## WHAT TO WORK ON
Within the records that follow, find every line containing the string "rgba". Copy those lines.

== DATA ENTRIES

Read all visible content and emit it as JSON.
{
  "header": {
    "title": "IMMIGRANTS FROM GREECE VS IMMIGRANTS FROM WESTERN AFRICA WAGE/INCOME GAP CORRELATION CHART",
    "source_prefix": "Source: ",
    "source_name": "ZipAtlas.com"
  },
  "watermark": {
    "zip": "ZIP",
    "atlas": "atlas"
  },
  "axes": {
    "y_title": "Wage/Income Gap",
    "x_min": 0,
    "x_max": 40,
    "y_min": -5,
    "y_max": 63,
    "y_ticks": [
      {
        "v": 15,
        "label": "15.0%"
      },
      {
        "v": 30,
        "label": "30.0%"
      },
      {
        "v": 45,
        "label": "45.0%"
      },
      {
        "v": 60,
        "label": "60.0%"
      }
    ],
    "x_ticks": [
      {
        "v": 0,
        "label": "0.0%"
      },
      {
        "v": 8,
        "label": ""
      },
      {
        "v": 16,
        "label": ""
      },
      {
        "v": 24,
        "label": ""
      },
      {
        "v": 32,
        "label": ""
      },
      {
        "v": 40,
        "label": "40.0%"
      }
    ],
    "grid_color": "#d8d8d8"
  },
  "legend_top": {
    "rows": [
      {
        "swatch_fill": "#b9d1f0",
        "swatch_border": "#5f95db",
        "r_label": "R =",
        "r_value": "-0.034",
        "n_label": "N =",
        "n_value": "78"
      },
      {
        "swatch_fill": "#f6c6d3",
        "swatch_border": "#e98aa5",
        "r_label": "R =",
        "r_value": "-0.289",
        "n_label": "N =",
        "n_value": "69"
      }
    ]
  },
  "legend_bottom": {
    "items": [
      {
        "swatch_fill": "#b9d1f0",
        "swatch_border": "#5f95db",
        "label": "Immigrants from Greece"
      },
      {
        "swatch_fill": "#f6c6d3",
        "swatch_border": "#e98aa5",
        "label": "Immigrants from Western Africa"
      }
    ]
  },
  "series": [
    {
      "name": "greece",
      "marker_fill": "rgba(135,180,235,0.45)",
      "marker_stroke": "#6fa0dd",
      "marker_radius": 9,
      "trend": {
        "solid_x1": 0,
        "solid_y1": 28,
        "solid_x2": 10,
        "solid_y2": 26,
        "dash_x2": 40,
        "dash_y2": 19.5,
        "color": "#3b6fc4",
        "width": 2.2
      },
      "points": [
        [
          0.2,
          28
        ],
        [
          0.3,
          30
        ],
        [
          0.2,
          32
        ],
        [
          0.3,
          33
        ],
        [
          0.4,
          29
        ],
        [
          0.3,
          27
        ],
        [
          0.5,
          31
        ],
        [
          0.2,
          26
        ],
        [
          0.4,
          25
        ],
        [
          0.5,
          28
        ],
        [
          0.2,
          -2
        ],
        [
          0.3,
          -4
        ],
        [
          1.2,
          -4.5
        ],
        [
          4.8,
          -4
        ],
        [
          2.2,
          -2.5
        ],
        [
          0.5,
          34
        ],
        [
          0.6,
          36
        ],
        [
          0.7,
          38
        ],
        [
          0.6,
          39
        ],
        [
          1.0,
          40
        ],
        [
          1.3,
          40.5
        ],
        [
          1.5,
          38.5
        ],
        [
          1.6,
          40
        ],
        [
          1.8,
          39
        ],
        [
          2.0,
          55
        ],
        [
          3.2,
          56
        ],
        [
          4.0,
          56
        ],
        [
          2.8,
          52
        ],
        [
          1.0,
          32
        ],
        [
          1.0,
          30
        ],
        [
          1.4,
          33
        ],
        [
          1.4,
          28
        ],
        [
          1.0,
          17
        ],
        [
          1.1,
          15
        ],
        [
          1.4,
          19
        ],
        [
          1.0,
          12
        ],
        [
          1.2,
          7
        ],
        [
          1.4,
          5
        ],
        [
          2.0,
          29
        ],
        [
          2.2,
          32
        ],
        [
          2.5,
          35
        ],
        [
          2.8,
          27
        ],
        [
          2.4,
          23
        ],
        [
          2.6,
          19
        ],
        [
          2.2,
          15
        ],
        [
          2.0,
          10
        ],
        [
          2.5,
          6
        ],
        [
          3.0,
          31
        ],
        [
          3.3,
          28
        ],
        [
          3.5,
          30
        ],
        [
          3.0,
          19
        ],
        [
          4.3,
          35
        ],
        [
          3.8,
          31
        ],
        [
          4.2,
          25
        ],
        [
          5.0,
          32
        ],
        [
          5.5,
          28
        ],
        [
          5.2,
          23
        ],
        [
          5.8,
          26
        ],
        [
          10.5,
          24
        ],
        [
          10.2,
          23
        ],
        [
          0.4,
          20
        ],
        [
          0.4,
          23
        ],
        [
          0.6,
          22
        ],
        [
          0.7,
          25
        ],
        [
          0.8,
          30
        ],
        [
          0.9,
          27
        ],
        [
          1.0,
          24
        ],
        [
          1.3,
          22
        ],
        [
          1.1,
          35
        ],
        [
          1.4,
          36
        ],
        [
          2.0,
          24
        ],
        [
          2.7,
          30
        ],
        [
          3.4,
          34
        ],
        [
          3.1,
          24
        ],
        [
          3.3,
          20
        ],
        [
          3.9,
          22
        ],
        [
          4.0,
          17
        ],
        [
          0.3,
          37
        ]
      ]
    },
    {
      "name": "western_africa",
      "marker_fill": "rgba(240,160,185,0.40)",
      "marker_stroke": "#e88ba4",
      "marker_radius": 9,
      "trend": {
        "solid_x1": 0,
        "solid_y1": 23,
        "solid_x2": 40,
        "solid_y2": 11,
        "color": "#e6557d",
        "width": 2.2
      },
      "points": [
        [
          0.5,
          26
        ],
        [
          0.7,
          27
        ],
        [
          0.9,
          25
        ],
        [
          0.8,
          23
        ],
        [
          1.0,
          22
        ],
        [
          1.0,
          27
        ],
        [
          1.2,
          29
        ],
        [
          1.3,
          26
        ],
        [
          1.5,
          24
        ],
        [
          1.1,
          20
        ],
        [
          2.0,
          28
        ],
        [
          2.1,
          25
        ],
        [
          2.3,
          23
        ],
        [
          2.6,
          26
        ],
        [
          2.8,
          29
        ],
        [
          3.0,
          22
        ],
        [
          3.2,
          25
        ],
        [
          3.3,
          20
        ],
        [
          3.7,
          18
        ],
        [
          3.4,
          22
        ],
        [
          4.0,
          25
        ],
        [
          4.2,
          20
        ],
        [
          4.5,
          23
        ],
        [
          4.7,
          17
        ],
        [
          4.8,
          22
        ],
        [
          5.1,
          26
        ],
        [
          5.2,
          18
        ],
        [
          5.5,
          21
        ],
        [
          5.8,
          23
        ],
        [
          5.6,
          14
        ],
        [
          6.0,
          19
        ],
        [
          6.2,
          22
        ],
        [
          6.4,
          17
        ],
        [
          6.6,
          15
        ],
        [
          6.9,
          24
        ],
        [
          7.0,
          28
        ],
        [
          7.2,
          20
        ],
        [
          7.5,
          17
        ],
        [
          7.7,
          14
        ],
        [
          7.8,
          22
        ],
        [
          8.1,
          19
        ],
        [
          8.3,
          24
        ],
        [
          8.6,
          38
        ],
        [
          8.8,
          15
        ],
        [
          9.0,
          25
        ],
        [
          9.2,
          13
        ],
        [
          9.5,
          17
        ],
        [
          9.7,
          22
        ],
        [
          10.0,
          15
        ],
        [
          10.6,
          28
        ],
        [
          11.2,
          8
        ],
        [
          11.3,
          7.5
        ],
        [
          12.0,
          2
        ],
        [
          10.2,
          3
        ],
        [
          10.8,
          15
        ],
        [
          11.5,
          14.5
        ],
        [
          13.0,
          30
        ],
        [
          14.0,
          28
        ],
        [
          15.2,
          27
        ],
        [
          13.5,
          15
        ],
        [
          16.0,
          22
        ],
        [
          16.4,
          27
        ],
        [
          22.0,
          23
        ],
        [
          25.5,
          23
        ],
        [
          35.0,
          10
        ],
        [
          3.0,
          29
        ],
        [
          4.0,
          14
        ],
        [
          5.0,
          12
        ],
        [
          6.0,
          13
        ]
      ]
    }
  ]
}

====

## RESPONSE BELOW
      "marker_fill": "rgba(135,180,235,0.45)",
      "marker_fill": "rgba(240,160,185,0.40)",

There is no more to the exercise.